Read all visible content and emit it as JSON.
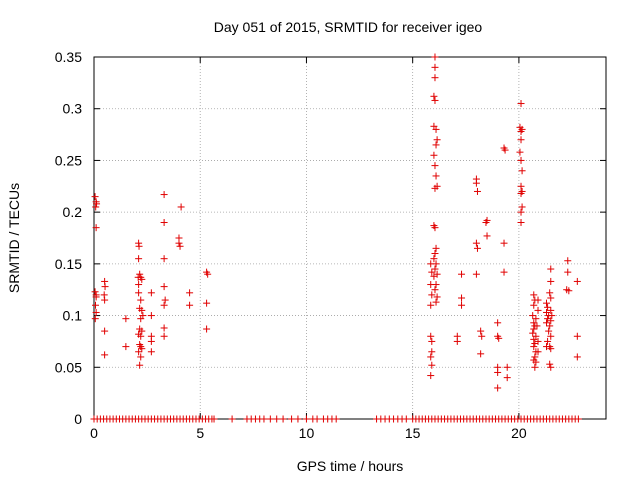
{
  "chart_data": {
    "type": "scatter",
    "title": "Day 051 of 2015, SRMTID for receiver igeo",
    "xlabel": "GPS time / hours",
    "ylabel": "SRMTID / TECUs",
    "xlim": [
      0,
      24.1
    ],
    "ylim": [
      0,
      0.35
    ],
    "xticks": [
      0,
      5,
      10,
      15,
      20
    ],
    "yticks": [
      0,
      0.05,
      0.1,
      0.15,
      0.2,
      0.25,
      0.3,
      0.35
    ],
    "xtick_labels": [
      "0",
      "5",
      "10",
      "15",
      "20"
    ],
    "ytick_labels": [
      "0",
      "0.05",
      "0.1",
      "0.15",
      "0.2",
      "0.25",
      "0.3",
      "0.35"
    ],
    "grid": true,
    "marker": "+",
    "color": "#e00000",
    "series": [
      {
        "name": "SRMTID",
        "points": [
          [
            0.05,
            0.215
          ],
          [
            0.1,
            0.21
          ],
          [
            0.08,
            0.205
          ],
          [
            0.12,
            0.208
          ],
          [
            0.1,
            0.185
          ],
          [
            0.05,
            0.123
          ],
          [
            0.1,
            0.118
          ],
          [
            0.07,
            0.11
          ],
          [
            0.1,
            0.103
          ],
          [
            0.06,
            0.097
          ],
          [
            0.1,
            0.12
          ],
          [
            0.5,
            0.133
          ],
          [
            0.52,
            0.128
          ],
          [
            0.48,
            0.12
          ],
          [
            0.5,
            0.115
          ],
          [
            0.5,
            0.085
          ],
          [
            0.5,
            0.062
          ],
          [
            1.5,
            0.097
          ],
          [
            1.5,
            0.07
          ],
          [
            2.1,
            0.17
          ],
          [
            2.12,
            0.167
          ],
          [
            2.1,
            0.155
          ],
          [
            2.15,
            0.14
          ],
          [
            2.08,
            0.137
          ],
          [
            2.1,
            0.13
          ],
          [
            2.2,
            0.137
          ],
          [
            2.25,
            0.135
          ],
          [
            2.1,
            0.122
          ],
          [
            2.2,
            0.115
          ],
          [
            2.15,
            0.107
          ],
          [
            2.25,
            0.105
          ],
          [
            2.3,
            0.1
          ],
          [
            2.2,
            0.097
          ],
          [
            2.15,
            0.087
          ],
          [
            2.1,
            0.082
          ],
          [
            2.2,
            0.08
          ],
          [
            2.25,
            0.085
          ],
          [
            2.15,
            0.072
          ],
          [
            2.1,
            0.065
          ],
          [
            2.2,
            0.06
          ],
          [
            2.15,
            0.052
          ],
          [
            2.2,
            0.07
          ],
          [
            2.25,
            0.068
          ],
          [
            2.7,
            0.122
          ],
          [
            2.7,
            0.1
          ],
          [
            2.7,
            0.08
          ],
          [
            2.7,
            0.075
          ],
          [
            2.7,
            0.065
          ],
          [
            3.3,
            0.217
          ],
          [
            3.3,
            0.19
          ],
          [
            3.3,
            0.155
          ],
          [
            3.3,
            0.128
          ],
          [
            3.35,
            0.115
          ],
          [
            3.3,
            0.11
          ],
          [
            3.3,
            0.088
          ],
          [
            3.3,
            0.08
          ],
          [
            4.0,
            0.175
          ],
          [
            4.0,
            0.17
          ],
          [
            4.05,
            0.167
          ],
          [
            4.1,
            0.205
          ],
          [
            4.5,
            0.122
          ],
          [
            4.5,
            0.11
          ],
          [
            5.3,
            0.142
          ],
          [
            5.35,
            0.14
          ],
          [
            5.3,
            0.112
          ],
          [
            5.3,
            0.087
          ],
          [
            15.85,
            0.15
          ],
          [
            15.9,
            0.142
          ],
          [
            15.85,
            0.13
          ],
          [
            15.9,
            0.12
          ],
          [
            15.85,
            0.11
          ],
          [
            15.9,
            0.075
          ],
          [
            15.85,
            0.08
          ],
          [
            15.9,
            0.065
          ],
          [
            15.85,
            0.06
          ],
          [
            15.9,
            0.052
          ],
          [
            15.85,
            0.042
          ],
          [
            16.05,
            0.35
          ],
          [
            16.05,
            0.34
          ],
          [
            16.05,
            0.33
          ],
          [
            16.0,
            0.312
          ],
          [
            16.05,
            0.308
          ],
          [
            16.0,
            0.283
          ],
          [
            16.1,
            0.28
          ],
          [
            16.15,
            0.27
          ],
          [
            16.1,
            0.265
          ],
          [
            16.0,
            0.255
          ],
          [
            16.05,
            0.245
          ],
          [
            16.1,
            0.235
          ],
          [
            16.15,
            0.225
          ],
          [
            16.05,
            0.223
          ],
          [
            16.0,
            0.187
          ],
          [
            16.05,
            0.185
          ],
          [
            16.1,
            0.165
          ],
          [
            16.05,
            0.16
          ],
          [
            16.0,
            0.155
          ],
          [
            16.1,
            0.15
          ],
          [
            16.05,
            0.145
          ],
          [
            16.15,
            0.14
          ],
          [
            16.0,
            0.138
          ],
          [
            16.1,
            0.13
          ],
          [
            16.05,
            0.125
          ],
          [
            16.15,
            0.118
          ],
          [
            16.1,
            0.113
          ],
          [
            17.1,
            0.08
          ],
          [
            17.1,
            0.075
          ],
          [
            17.3,
            0.14
          ],
          [
            17.3,
            0.117
          ],
          [
            17.3,
            0.11
          ],
          [
            18.0,
            0.232
          ],
          [
            18.0,
            0.228
          ],
          [
            18.05,
            0.22
          ],
          [
            18.0,
            0.17
          ],
          [
            18.05,
            0.165
          ],
          [
            18.0,
            0.14
          ],
          [
            18.2,
            0.085
          ],
          [
            18.25,
            0.08
          ],
          [
            18.2,
            0.063
          ],
          [
            18.5,
            0.192
          ],
          [
            18.45,
            0.19
          ],
          [
            18.5,
            0.177
          ],
          [
            19.0,
            0.093
          ],
          [
            19.0,
            0.08
          ],
          [
            19.05,
            0.078
          ],
          [
            19.0,
            0.05
          ],
          [
            19.0,
            0.045
          ],
          [
            19.0,
            0.03
          ],
          [
            19.3,
            0.262
          ],
          [
            19.35,
            0.26
          ],
          [
            19.3,
            0.17
          ],
          [
            19.3,
            0.142
          ],
          [
            19.45,
            0.05
          ],
          [
            19.45,
            0.04
          ],
          [
            20.1,
            0.305
          ],
          [
            20.05,
            0.282
          ],
          [
            20.1,
            0.278
          ],
          [
            20.15,
            0.28
          ],
          [
            20.1,
            0.27
          ],
          [
            20.05,
            0.258
          ],
          [
            20.1,
            0.25
          ],
          [
            20.15,
            0.24
          ],
          [
            20.1,
            0.225
          ],
          [
            20.15,
            0.22
          ],
          [
            20.1,
            0.218
          ],
          [
            20.15,
            0.205
          ],
          [
            20.1,
            0.2
          ],
          [
            20.1,
            0.19
          ],
          [
            20.7,
            0.12
          ],
          [
            20.75,
            0.115
          ],
          [
            20.7,
            0.11
          ],
          [
            20.65,
            0.1
          ],
          [
            20.8,
            0.097
          ],
          [
            20.7,
            0.093
          ],
          [
            20.75,
            0.09
          ],
          [
            20.7,
            0.087
          ],
          [
            20.65,
            0.083
          ],
          [
            20.8,
            0.08
          ],
          [
            20.7,
            0.077
          ],
          [
            20.75,
            0.073
          ],
          [
            20.7,
            0.07
          ],
          [
            20.8,
            0.065
          ],
          [
            20.75,
            0.06
          ],
          [
            20.7,
            0.057
          ],
          [
            20.8,
            0.055
          ],
          [
            20.75,
            0.05
          ],
          [
            20.9,
            0.115
          ],
          [
            20.9,
            0.105
          ],
          [
            20.85,
            0.09
          ],
          [
            20.9,
            0.075
          ],
          [
            20.9,
            0.065
          ],
          [
            21.3,
            0.112
          ],
          [
            21.35,
            0.108
          ],
          [
            21.3,
            0.103
          ],
          [
            21.4,
            0.1
          ],
          [
            21.35,
            0.097
          ],
          [
            21.3,
            0.093
          ],
          [
            21.45,
            0.09
          ],
          [
            21.4,
            0.085
          ],
          [
            21.35,
            0.075
          ],
          [
            21.3,
            0.07
          ],
          [
            21.45,
            0.07
          ],
          [
            21.5,
            0.145
          ],
          [
            21.5,
            0.133
          ],
          [
            21.45,
            0.122
          ],
          [
            21.5,
            0.117
          ],
          [
            21.5,
            0.105
          ],
          [
            21.55,
            0.1
          ],
          [
            21.5,
            0.095
          ],
          [
            21.5,
            0.08
          ],
          [
            21.5,
            0.068
          ],
          [
            21.45,
            0.053
          ],
          [
            21.5,
            0.05
          ],
          [
            22.3,
            0.153
          ],
          [
            22.3,
            0.142
          ],
          [
            22.25,
            0.125
          ],
          [
            22.35,
            0.124
          ],
          [
            22.75,
            0.133
          ],
          [
            22.75,
            0.08
          ],
          [
            22.75,
            0.06
          ],
          [
            0.0,
            0
          ],
          [
            0.15,
            0
          ],
          [
            0.3,
            0
          ],
          [
            0.45,
            0
          ],
          [
            0.6,
            0
          ],
          [
            0.75,
            0
          ],
          [
            0.9,
            0
          ],
          [
            1.05,
            0
          ],
          [
            1.2,
            0
          ],
          [
            1.35,
            0
          ],
          [
            1.5,
            0
          ],
          [
            1.65,
            0
          ],
          [
            1.8,
            0
          ],
          [
            1.95,
            0
          ],
          [
            2.1,
            0
          ],
          [
            2.25,
            0
          ],
          [
            2.4,
            0
          ],
          [
            2.55,
            0
          ],
          [
            2.7,
            0
          ],
          [
            2.85,
            0
          ],
          [
            3.0,
            0
          ],
          [
            3.15,
            0
          ],
          [
            3.3,
            0
          ],
          [
            3.45,
            0
          ],
          [
            3.6,
            0
          ],
          [
            3.75,
            0
          ],
          [
            3.9,
            0
          ],
          [
            4.05,
            0
          ],
          [
            4.2,
            0
          ],
          [
            4.35,
            0
          ],
          [
            4.5,
            0
          ],
          [
            4.65,
            0
          ],
          [
            4.8,
            0
          ],
          [
            4.95,
            0
          ],
          [
            5.1,
            0
          ],
          [
            5.25,
            0
          ],
          [
            5.4,
            0
          ],
          [
            5.55,
            0
          ],
          [
            5.65,
            0
          ],
          [
            6.5,
            0
          ],
          [
            7.2,
            0
          ],
          [
            7.4,
            0
          ],
          [
            7.6,
            0
          ],
          [
            7.8,
            0
          ],
          [
            8.0,
            0
          ],
          [
            8.3,
            0
          ],
          [
            8.6,
            0
          ],
          [
            8.9,
            0
          ],
          [
            9.3,
            0
          ],
          [
            9.6,
            0
          ],
          [
            10.0,
            0
          ],
          [
            10.3,
            0
          ],
          [
            10.5,
            0
          ],
          [
            10.8,
            0
          ],
          [
            11.0,
            0
          ],
          [
            11.2,
            0
          ],
          [
            11.4,
            0
          ],
          [
            13.3,
            0
          ],
          [
            13.5,
            0
          ],
          [
            13.7,
            0
          ],
          [
            13.9,
            0
          ],
          [
            14.1,
            0
          ],
          [
            14.3,
            0
          ],
          [
            14.5,
            0
          ],
          [
            14.7,
            0
          ],
          [
            15.0,
            0
          ],
          [
            15.15,
            0
          ],
          [
            15.3,
            0
          ],
          [
            15.45,
            0
          ],
          [
            15.6,
            0
          ],
          [
            15.75,
            0
          ],
          [
            15.9,
            0
          ],
          [
            16.05,
            0
          ],
          [
            16.2,
            0
          ],
          [
            16.35,
            0
          ],
          [
            16.5,
            0
          ],
          [
            16.65,
            0
          ],
          [
            16.8,
            0
          ],
          [
            16.95,
            0
          ],
          [
            17.1,
            0
          ],
          [
            17.25,
            0
          ],
          [
            17.4,
            0
          ],
          [
            17.55,
            0
          ],
          [
            17.7,
            0
          ],
          [
            17.85,
            0
          ],
          [
            18.0,
            0
          ],
          [
            18.15,
            0
          ],
          [
            18.3,
            0
          ],
          [
            18.45,
            0
          ],
          [
            18.6,
            0
          ],
          [
            18.75,
            0
          ],
          [
            18.9,
            0
          ],
          [
            19.05,
            0
          ],
          [
            19.2,
            0
          ],
          [
            19.35,
            0
          ],
          [
            19.5,
            0
          ],
          [
            19.65,
            0
          ],
          [
            19.8,
            0
          ],
          [
            19.95,
            0
          ],
          [
            20.1,
            0
          ],
          [
            20.25,
            0
          ],
          [
            20.4,
            0
          ],
          [
            20.55,
            0
          ],
          [
            20.7,
            0
          ],
          [
            20.85,
            0
          ],
          [
            21.0,
            0
          ],
          [
            21.15,
            0
          ],
          [
            21.3,
            0
          ],
          [
            21.45,
            0
          ],
          [
            21.6,
            0
          ],
          [
            21.75,
            0
          ],
          [
            21.9,
            0
          ],
          [
            22.05,
            0
          ],
          [
            22.2,
            0
          ],
          [
            22.35,
            0
          ],
          [
            22.5,
            0
          ],
          [
            22.65,
            0
          ],
          [
            22.8,
            0
          ]
        ]
      }
    ]
  }
}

---------------

# Short problem:
Read the entries and pick out all lines that include the word "SRMTID".

# In response:
    "title": "Day 051 of 2015, SRMTID for receiver igeo",
    "ylabel": "SRMTID / TECUs",
        "name": "SRMTID",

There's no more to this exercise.